Data listing
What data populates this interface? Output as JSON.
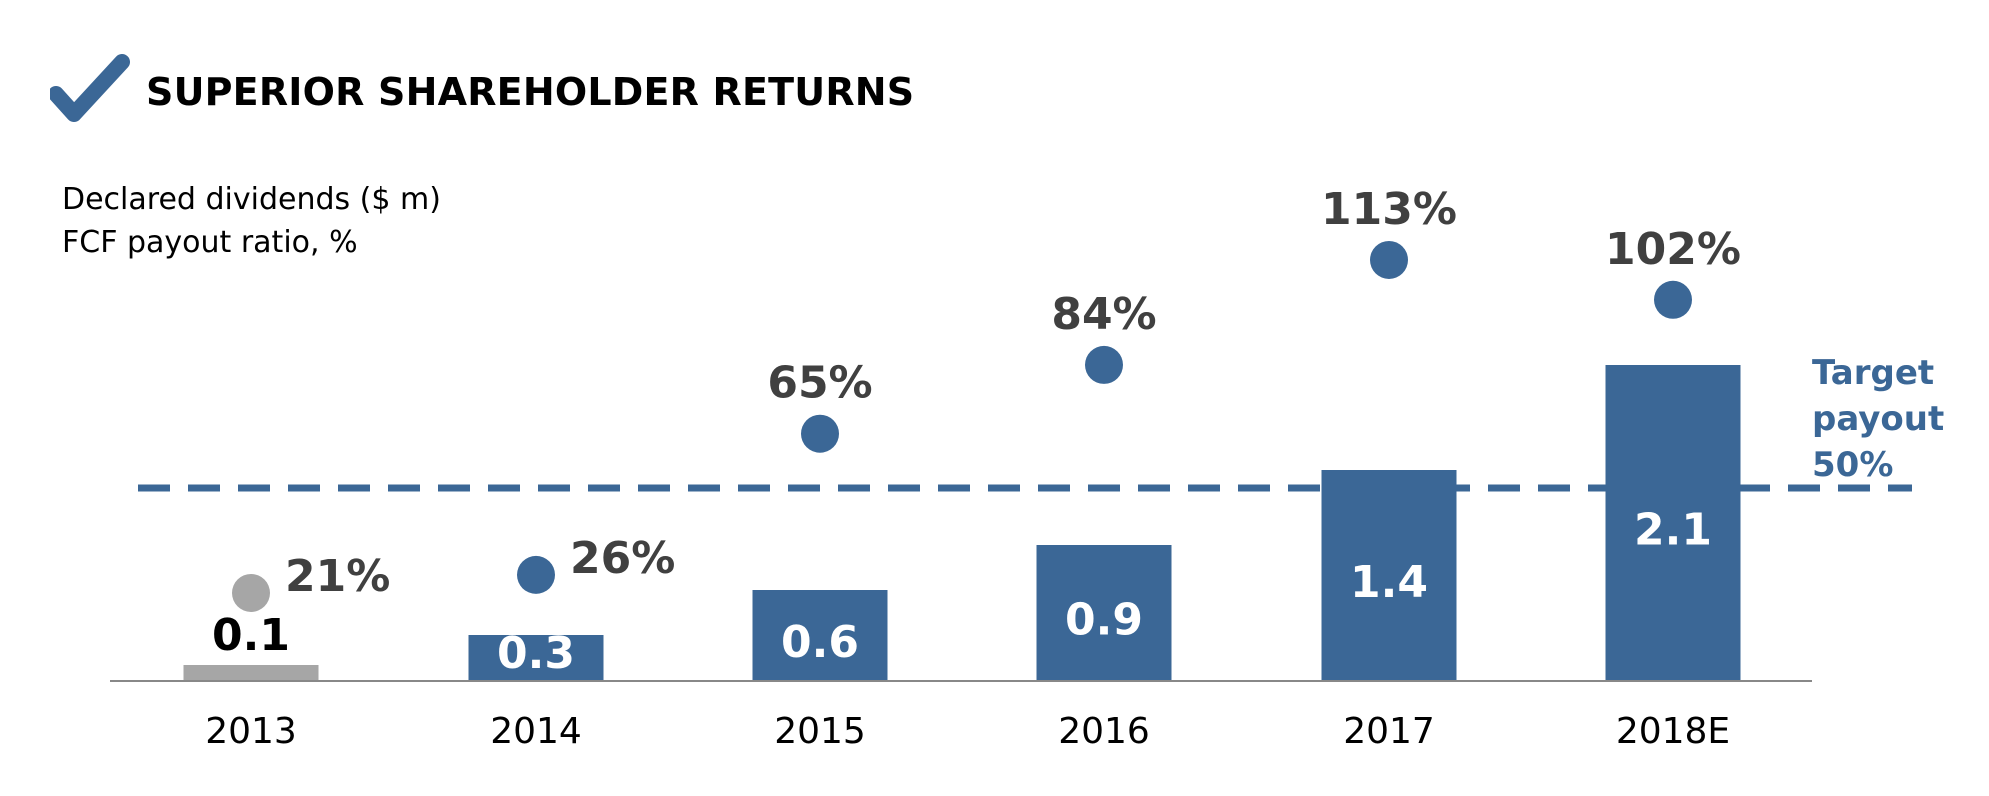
{
  "header": {
    "title": "SUPERIOR SHAREHOLDER RETURNS",
    "icon": "checkmark-icon"
  },
  "legend": {
    "line1": "Declared dividends ($ m)",
    "line2": "FCF payout ratio, %"
  },
  "target": {
    "line1": "Target",
    "line2": "payout",
    "line3": "50%"
  },
  "colors": {
    "bar": "#3b6796",
    "bar_actual_first": "#a6a6a6",
    "marker_first": "#a6a6a6",
    "marker": "#3b6796",
    "target_line": "#3b6796",
    "label_dark": "#404040"
  },
  "chart_data": {
    "type": "bar",
    "categories": [
      "2013",
      "2014",
      "2015",
      "2016",
      "2017",
      "2018E"
    ],
    "series": [
      {
        "values": [
          0.1,
          0.3,
          0.6,
          0.9,
          1.4,
          2.1
        ],
        "labels": [
          "0.1",
          "0.3",
          "0.6",
          "0.9",
          "1.4",
          "2.1"
        ]
      },
      {
        "type": "scatter",
        "values": [
          21,
          26,
          65,
          84,
          113,
          102
        ],
        "labels": [
          "21%",
          "26%",
          "65%",
          "84%",
          "113%",
          "102%"
        ]
      }
    ],
    "target_payout": 50,
    "axes": {
      "x_visible": true,
      "y_visible": false
    },
    "grid": false
  }
}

--- DIRECTIONS FOR THIS TASK ---
Each record above must be returned exactly as written, with its pictures omitted.

--- SOLUTION FOR THIS TASK ---
What data populates this interface? Output as JSON.
{
  "header": {
    "title": "SUPERIOR SHAREHOLDER RETURNS",
    "icon": "checkmark-icon"
  },
  "legend": {
    "line1": "Declared dividends ($ m)",
    "line2": "FCF payout ratio, %"
  },
  "target": {
    "line1": "Target",
    "line2": "payout",
    "line3": "50%"
  },
  "colors": {
    "bar": "#3b6796",
    "bar_actual_first": "#a6a6a6",
    "marker_first": "#a6a6a6",
    "marker": "#3b6796",
    "target_line": "#3b6796",
    "label_dark": "#404040"
  },
  "chart_data": {
    "type": "bar",
    "categories": [
      "2013",
      "2014",
      "2015",
      "2016",
      "2017",
      "2018E"
    ],
    "series": [
      {
        "values": [
          0.1,
          0.3,
          0.6,
          0.9,
          1.4,
          2.1
        ],
        "labels": [
          "0.1",
          "0.3",
          "0.6",
          "0.9",
          "1.4",
          "2.1"
        ]
      },
      {
        "type": "scatter",
        "values": [
          21,
          26,
          65,
          84,
          113,
          102
        ],
        "labels": [
          "21%",
          "26%",
          "65%",
          "84%",
          "113%",
          "102%"
        ]
      }
    ],
    "target_payout": 50,
    "axes": {
      "x_visible": true,
      "y_visible": false
    },
    "grid": false
  }
}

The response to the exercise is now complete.